§ **Extracted data entries**:
• • • • • • •
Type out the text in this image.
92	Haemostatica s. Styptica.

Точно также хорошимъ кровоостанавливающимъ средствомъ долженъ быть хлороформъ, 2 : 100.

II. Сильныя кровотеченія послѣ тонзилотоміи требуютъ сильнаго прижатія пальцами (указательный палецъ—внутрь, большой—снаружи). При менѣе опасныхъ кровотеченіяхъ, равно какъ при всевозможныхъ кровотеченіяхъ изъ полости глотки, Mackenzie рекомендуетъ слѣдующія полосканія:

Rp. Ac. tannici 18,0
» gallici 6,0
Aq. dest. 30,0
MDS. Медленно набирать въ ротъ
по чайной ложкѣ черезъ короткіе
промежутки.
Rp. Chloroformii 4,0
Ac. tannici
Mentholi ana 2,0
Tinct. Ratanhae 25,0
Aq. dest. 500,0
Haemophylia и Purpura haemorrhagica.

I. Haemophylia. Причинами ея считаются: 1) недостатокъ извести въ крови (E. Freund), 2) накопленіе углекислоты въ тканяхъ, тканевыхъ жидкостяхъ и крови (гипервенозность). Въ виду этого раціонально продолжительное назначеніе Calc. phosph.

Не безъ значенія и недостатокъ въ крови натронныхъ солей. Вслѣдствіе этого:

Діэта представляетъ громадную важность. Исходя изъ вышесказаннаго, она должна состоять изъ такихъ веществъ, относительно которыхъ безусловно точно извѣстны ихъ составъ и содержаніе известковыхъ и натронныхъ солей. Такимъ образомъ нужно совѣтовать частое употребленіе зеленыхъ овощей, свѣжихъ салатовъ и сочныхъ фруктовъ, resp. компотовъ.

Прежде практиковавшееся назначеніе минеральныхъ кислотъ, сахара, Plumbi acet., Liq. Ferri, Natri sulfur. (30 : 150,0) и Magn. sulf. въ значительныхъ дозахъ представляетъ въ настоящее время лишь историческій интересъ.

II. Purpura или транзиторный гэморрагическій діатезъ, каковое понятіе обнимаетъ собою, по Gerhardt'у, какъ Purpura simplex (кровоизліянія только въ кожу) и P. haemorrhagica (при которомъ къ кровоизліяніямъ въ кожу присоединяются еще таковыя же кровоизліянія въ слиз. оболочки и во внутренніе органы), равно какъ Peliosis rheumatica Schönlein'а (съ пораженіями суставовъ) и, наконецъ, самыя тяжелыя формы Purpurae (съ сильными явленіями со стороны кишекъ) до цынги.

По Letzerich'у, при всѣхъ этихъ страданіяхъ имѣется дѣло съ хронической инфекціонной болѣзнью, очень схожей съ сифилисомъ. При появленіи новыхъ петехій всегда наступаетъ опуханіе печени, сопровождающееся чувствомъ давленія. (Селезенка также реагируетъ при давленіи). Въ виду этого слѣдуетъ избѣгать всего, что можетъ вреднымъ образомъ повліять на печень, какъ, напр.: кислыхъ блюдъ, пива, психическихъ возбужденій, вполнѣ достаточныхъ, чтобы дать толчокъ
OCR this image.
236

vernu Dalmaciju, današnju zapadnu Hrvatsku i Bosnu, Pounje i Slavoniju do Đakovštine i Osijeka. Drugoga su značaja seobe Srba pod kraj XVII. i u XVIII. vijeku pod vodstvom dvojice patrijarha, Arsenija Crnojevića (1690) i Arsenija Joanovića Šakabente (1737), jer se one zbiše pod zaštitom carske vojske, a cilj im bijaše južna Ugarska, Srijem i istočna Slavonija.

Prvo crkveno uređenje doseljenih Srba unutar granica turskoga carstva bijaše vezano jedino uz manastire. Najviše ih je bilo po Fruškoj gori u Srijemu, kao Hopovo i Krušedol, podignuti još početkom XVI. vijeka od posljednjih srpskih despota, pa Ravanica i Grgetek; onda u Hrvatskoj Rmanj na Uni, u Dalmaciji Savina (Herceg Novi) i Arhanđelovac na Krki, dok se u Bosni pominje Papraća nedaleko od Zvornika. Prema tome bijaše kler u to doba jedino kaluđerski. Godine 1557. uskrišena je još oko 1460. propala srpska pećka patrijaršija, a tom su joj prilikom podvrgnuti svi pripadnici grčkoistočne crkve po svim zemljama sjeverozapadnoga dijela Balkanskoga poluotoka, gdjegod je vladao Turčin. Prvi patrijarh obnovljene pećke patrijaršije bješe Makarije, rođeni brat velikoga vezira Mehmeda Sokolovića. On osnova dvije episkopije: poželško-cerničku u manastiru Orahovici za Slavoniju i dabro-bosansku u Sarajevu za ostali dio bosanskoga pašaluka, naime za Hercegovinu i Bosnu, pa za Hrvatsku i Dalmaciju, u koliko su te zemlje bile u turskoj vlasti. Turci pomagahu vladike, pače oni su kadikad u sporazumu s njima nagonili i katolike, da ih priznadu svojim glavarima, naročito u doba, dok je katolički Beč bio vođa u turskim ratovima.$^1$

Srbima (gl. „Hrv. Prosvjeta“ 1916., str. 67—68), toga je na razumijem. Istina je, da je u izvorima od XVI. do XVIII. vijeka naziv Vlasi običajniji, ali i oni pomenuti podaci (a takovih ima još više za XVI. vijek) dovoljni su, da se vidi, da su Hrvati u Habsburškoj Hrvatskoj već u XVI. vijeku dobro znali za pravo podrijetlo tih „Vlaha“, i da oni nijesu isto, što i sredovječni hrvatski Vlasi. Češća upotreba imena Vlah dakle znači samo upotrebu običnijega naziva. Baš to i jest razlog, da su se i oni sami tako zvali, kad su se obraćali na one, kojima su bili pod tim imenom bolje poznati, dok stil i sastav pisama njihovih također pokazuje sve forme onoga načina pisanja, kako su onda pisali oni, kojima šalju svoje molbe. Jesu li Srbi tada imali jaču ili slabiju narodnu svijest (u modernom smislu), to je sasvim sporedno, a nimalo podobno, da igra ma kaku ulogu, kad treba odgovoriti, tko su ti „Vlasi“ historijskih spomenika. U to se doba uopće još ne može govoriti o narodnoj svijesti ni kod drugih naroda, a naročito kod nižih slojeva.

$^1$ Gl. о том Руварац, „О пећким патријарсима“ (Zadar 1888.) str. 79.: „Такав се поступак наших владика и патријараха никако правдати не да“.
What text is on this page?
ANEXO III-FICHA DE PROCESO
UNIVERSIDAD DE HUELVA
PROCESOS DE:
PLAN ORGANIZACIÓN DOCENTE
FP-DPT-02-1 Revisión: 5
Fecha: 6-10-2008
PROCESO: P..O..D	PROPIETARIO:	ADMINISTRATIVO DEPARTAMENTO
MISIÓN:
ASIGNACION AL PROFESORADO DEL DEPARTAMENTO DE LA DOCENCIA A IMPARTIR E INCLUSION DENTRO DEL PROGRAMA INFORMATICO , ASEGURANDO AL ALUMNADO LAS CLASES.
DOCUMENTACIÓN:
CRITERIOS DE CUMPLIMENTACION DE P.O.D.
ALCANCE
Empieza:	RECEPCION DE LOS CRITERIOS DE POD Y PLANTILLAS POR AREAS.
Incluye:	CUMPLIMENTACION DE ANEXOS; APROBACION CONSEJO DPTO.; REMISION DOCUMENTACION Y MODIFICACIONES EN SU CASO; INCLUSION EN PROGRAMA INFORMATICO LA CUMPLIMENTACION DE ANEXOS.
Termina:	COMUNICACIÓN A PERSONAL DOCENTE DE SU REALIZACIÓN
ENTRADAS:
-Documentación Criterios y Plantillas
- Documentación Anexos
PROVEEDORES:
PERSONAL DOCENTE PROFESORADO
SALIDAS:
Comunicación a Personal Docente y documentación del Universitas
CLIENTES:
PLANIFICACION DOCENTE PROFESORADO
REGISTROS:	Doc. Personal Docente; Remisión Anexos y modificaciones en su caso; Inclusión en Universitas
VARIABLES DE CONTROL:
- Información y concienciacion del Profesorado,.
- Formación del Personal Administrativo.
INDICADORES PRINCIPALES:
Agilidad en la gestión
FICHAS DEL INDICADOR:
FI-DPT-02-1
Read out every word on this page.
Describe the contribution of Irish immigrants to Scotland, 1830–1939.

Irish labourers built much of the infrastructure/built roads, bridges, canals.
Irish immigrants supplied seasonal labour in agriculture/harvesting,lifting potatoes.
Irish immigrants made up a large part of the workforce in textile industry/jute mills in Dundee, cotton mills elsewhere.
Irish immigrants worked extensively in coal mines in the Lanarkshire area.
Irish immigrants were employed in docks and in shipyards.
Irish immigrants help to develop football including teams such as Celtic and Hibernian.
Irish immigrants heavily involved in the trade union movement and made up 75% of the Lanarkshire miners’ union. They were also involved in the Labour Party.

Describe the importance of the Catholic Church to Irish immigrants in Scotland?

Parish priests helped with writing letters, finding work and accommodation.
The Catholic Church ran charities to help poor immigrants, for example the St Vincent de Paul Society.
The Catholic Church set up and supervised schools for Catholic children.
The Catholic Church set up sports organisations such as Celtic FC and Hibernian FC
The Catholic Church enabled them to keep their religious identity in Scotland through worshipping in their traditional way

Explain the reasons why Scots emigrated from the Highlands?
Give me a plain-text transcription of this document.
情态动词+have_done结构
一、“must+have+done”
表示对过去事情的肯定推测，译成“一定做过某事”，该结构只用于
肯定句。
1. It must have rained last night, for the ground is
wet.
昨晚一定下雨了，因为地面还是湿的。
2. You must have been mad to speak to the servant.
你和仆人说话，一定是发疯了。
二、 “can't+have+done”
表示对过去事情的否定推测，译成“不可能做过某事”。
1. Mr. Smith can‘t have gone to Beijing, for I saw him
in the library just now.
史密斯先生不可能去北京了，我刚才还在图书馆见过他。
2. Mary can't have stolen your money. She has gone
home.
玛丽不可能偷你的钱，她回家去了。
• • • • • • •
Report only how many lines in the records contain the word "Describe".

§ **Solution for this task**: 2